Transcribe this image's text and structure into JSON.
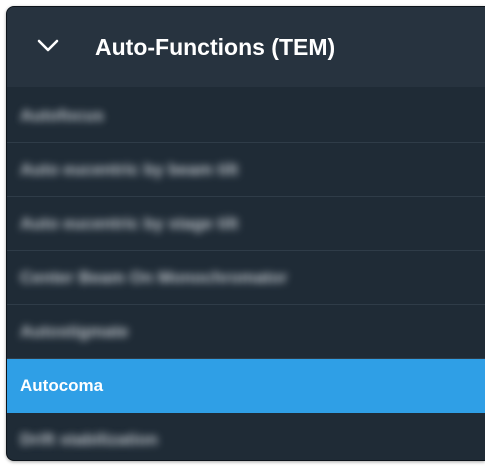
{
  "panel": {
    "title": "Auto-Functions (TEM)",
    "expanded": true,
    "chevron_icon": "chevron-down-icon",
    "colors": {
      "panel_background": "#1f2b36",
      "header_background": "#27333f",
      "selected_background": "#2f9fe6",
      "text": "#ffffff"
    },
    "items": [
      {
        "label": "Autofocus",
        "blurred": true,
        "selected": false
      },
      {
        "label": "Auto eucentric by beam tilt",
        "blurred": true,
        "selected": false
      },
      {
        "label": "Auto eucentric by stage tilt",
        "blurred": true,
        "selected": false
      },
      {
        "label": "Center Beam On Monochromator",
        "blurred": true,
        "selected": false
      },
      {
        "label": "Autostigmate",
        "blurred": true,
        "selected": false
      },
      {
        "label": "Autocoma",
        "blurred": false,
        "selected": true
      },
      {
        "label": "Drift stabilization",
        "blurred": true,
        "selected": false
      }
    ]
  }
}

* * *

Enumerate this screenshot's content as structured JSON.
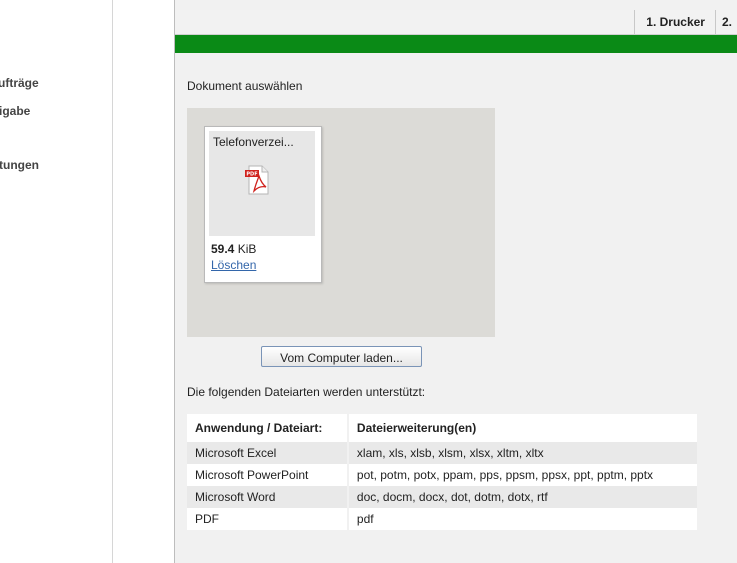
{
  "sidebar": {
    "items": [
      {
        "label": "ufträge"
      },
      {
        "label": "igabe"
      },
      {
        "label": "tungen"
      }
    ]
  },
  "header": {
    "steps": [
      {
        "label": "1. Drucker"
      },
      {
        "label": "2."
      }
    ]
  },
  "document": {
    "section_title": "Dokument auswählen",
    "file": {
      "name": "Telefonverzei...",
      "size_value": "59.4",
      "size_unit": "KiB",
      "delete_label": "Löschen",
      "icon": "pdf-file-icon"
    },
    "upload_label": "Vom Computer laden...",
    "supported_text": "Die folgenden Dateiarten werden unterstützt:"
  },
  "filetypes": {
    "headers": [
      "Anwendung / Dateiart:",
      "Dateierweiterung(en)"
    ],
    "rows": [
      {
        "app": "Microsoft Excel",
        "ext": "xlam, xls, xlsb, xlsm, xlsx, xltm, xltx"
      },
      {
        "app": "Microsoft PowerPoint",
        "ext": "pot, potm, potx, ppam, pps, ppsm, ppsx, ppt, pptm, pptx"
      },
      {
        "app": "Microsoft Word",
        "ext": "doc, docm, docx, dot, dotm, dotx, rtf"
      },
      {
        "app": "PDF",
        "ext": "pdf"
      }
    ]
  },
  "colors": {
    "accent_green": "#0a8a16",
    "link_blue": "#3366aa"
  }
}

» **What you should do**:
Gather each line of the listing that holds the string "JSON".

» **Answer to this task**:
Transcribe this image's text and structure into JSON.
Enumerate this screenshot's content as structured JSON.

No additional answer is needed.